Locate each line holding the string "основе" and copy it.

--- Records ---
■ ■ ■ ■

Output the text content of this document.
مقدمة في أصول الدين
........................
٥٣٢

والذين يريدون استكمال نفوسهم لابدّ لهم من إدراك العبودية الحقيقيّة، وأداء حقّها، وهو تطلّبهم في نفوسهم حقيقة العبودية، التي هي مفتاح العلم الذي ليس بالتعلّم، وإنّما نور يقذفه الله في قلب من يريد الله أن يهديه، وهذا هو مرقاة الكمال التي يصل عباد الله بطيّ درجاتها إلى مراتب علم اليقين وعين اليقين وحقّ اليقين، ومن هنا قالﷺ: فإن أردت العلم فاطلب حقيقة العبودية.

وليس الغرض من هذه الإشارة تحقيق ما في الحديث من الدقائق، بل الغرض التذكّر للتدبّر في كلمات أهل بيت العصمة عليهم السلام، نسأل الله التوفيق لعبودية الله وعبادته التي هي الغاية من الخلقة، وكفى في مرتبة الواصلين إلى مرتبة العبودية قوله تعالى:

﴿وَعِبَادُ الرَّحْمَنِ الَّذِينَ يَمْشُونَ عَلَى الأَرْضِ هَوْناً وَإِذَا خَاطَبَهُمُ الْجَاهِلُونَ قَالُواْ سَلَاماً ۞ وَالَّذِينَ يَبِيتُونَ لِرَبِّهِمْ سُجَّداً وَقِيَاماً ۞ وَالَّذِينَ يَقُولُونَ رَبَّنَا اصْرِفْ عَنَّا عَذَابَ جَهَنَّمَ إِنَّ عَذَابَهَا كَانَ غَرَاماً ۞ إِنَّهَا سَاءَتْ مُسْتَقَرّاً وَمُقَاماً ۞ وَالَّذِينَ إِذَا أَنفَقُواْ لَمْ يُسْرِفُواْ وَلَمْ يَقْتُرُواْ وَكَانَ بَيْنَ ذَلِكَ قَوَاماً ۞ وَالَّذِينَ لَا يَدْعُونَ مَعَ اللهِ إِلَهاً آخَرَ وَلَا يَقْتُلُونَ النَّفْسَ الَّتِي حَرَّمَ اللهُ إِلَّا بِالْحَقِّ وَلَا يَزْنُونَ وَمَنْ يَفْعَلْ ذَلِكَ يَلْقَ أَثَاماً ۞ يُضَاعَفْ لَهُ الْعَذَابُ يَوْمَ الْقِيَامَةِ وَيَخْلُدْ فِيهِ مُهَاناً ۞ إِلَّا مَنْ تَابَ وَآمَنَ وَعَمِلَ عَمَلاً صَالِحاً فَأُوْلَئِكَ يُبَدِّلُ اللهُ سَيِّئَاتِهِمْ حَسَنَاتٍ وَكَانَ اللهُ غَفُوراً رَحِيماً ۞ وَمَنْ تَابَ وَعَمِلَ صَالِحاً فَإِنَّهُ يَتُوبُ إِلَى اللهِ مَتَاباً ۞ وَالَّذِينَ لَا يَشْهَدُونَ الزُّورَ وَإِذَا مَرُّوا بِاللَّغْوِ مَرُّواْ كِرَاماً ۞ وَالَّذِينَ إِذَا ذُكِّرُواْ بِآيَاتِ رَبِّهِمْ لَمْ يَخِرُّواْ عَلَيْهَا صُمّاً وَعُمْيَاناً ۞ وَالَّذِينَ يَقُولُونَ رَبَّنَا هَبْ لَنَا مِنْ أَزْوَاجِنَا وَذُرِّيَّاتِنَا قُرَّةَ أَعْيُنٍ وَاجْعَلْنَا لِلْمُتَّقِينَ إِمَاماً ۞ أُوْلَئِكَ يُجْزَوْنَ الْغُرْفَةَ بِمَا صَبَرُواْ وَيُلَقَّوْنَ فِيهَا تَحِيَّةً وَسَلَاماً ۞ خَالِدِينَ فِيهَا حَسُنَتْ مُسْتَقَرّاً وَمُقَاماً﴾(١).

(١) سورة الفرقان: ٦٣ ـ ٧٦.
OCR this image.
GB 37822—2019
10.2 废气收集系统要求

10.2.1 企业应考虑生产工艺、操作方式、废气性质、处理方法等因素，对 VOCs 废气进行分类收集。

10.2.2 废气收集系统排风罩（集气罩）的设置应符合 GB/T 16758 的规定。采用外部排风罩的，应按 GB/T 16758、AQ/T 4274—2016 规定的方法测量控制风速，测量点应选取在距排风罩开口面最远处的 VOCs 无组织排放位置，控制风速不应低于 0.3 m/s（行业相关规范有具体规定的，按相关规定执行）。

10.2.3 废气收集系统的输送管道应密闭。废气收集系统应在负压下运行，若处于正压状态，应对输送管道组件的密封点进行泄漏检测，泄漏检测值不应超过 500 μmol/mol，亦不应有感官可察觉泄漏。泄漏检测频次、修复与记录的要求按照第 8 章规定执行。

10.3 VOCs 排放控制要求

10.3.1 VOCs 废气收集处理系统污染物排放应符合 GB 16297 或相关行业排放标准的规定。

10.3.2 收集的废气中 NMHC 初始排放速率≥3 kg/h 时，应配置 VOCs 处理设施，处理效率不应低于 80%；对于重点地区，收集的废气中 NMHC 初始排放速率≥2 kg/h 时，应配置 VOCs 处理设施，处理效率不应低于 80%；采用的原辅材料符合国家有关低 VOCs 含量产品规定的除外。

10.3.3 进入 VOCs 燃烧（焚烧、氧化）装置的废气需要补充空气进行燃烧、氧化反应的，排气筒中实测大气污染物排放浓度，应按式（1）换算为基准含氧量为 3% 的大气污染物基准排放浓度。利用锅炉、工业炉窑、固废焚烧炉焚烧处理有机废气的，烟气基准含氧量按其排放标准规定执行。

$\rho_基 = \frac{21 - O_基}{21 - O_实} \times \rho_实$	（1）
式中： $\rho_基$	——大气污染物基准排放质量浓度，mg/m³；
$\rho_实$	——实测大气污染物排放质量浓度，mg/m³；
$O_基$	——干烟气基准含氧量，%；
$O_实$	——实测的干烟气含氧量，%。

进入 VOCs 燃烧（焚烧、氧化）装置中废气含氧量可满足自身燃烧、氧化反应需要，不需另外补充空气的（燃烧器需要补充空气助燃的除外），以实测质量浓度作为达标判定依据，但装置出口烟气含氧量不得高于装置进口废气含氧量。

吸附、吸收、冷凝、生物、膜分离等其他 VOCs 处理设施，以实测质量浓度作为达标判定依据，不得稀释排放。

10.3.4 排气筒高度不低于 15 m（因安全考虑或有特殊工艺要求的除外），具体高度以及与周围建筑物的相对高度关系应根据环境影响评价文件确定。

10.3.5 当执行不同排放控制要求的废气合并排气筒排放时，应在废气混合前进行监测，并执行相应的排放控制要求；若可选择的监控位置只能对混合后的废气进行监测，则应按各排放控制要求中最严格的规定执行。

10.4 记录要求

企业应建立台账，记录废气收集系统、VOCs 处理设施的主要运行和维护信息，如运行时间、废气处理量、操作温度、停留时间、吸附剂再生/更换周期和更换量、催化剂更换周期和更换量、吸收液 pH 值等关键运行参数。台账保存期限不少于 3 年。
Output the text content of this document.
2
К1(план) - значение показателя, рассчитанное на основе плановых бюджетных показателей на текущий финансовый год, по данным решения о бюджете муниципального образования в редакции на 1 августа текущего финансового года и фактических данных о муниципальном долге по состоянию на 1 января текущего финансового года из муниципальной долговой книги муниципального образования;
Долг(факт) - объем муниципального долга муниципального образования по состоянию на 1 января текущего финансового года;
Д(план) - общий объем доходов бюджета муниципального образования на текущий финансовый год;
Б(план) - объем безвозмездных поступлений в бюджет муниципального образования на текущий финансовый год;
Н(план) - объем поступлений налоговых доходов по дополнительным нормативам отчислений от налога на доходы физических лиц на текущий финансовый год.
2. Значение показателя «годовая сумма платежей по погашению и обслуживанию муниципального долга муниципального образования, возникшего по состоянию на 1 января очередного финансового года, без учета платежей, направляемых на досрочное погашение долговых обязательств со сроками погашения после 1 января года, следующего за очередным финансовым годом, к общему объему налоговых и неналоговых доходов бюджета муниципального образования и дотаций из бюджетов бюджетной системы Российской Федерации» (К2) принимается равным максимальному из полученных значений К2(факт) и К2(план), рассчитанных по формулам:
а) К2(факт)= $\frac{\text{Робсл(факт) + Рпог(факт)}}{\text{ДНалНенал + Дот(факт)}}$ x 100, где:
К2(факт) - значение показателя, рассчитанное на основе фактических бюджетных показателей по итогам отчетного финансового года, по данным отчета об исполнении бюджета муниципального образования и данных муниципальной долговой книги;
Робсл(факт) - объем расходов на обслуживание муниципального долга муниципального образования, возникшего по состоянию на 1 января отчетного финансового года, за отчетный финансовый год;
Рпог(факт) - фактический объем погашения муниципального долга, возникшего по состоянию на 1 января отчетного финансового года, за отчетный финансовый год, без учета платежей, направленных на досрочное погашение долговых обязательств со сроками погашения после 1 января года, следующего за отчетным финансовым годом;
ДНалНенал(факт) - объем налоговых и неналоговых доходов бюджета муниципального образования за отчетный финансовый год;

■ ■ ■ ■

--- Answer for the task ---
К1(план) - значение показателя, рассчитанное на основе плановых бюджетных показателей на текущий финансовый год, по данным решения о бюджете муниципального образования в редакции на 1 августа текущего финансового года и фактических данных о муниципальном долге по состоянию на 1 января текущего финансового года из муниципальной долговой книги муниципального образования;
К2(факт) - значение показателя, рассчитанное на основе фактических бюджетных показателей по итогам отчетного финансового года, по данным отчета об исполнении бюджета муниципального образования и данных муниципальной долговой книги;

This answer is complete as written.